=== Job ===
Count the lines in the data below where the string "formation" occurs, please, and give the number alone.

· · ·

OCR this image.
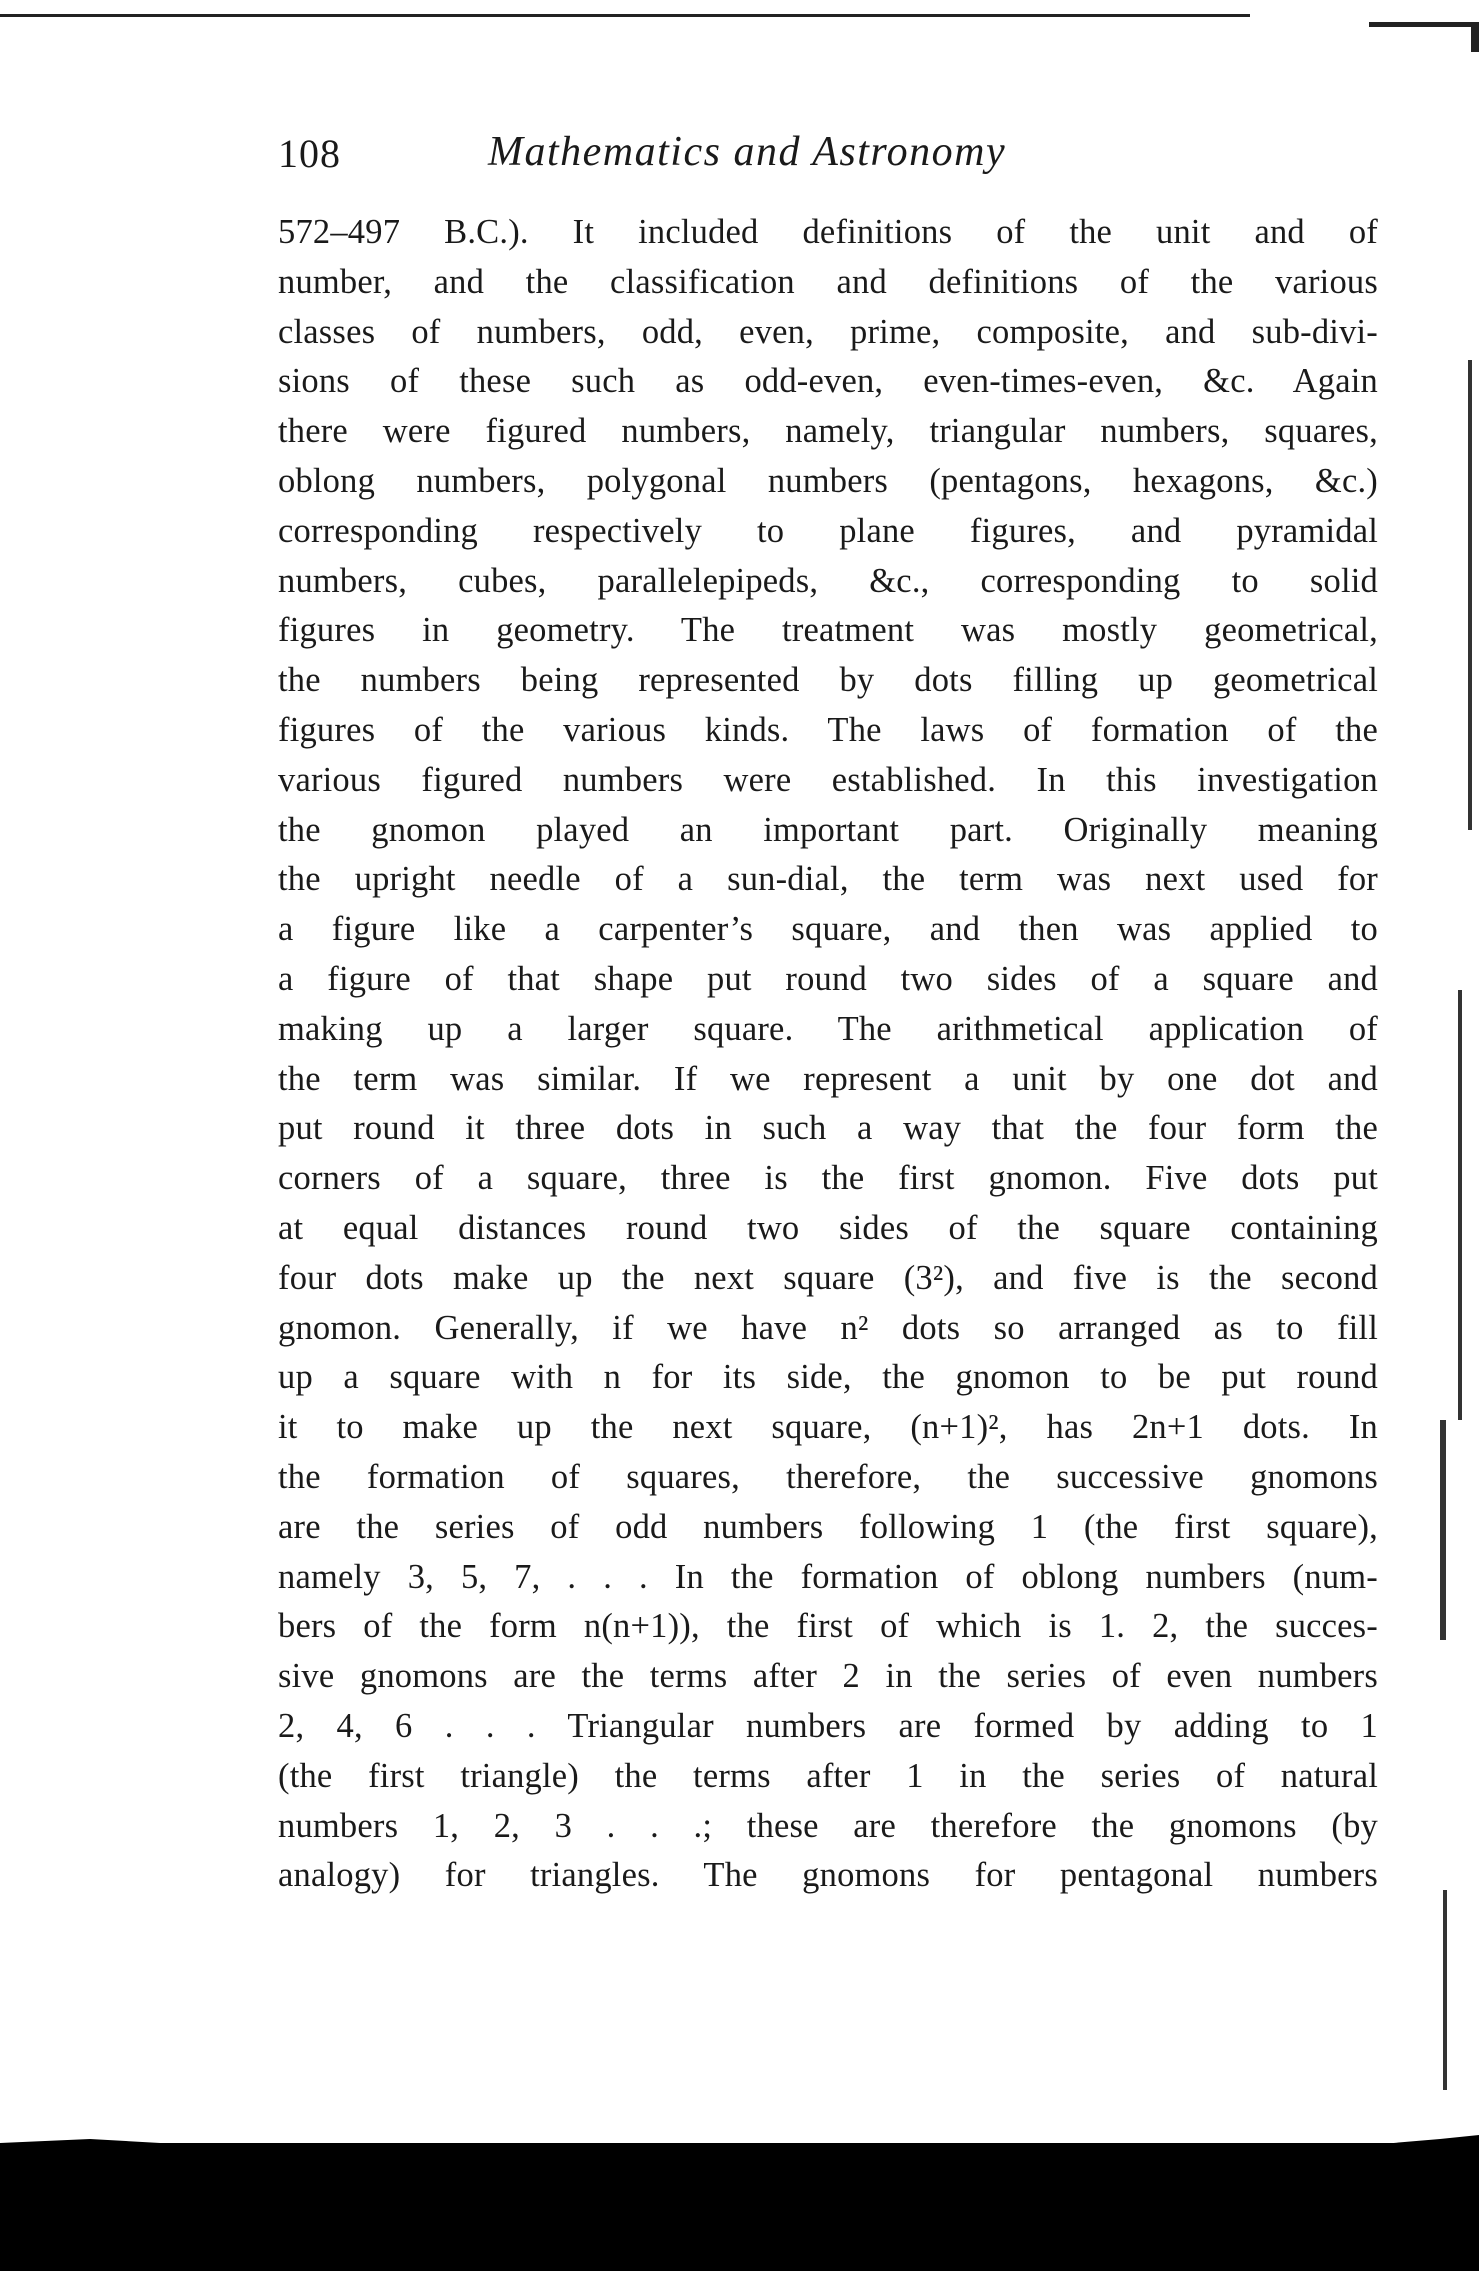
108	Mathematics and Astronomy
572–497 B.C.). It included definitions of the unit and of
number, and the classification and definitions of the various
classes of numbers, odd, even, prime, composite, and sub-divi-
sions of these such as odd-even, even-times-even, &c. Again
there were figured numbers, namely, triangular numbers, squares,
oblong numbers, polygonal numbers (pentagons, hexagons, &c.)
corresponding respectively to plane figures, and pyramidal
numbers, cubes, parallelepipeds, &c., corresponding to solid
figures in geometry. The treatment was mostly geometrical,
the numbers being represented by dots filling up geometrical
figures of the various kinds. The laws of formation of the
various figured numbers were established. In this investigation
the gnomon played an important part. Originally meaning
the upright needle of a sun-dial, the term was next used for
a figure like a carpenter’s square, and then was applied to
a figure of that shape put round two sides of a square and
making up a larger square. The arithmetical application of
the term was similar. If we represent a unit by one dot and
put round it three dots in such a way that the four form the
corners of a square, three is the first gnomon. Five dots put
at equal distances round two sides of the square containing
four dots make up the next square (3²), and five is the second
gnomon. Generally, if we have n² dots so arranged as to fill
up a square with n for its side, the gnomon to be put round
it to make up the next square, (n+1)², has 2n+1 dots. In
the formation of squares, therefore, the successive gnomons
are the series of odd numbers following 1 (the first square),
namely 3, 5, 7, . . . In the formation of oblong numbers (num-
bers of the form n(n+1)), the first of which is 1. 2, the succes-
sive gnomons are the terms after 2 in the series of even numbers
2, 4, 6 . . . Triangular numbers are formed by adding to 1
(the first triangle) the terms after 1 in the series of natural
numbers 1, 2, 3 . . .; these are therefore the gnomons (by
analogy) for triangles. The gnomons for pentagonal numbers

· · ·

=== Solution to this task ===
3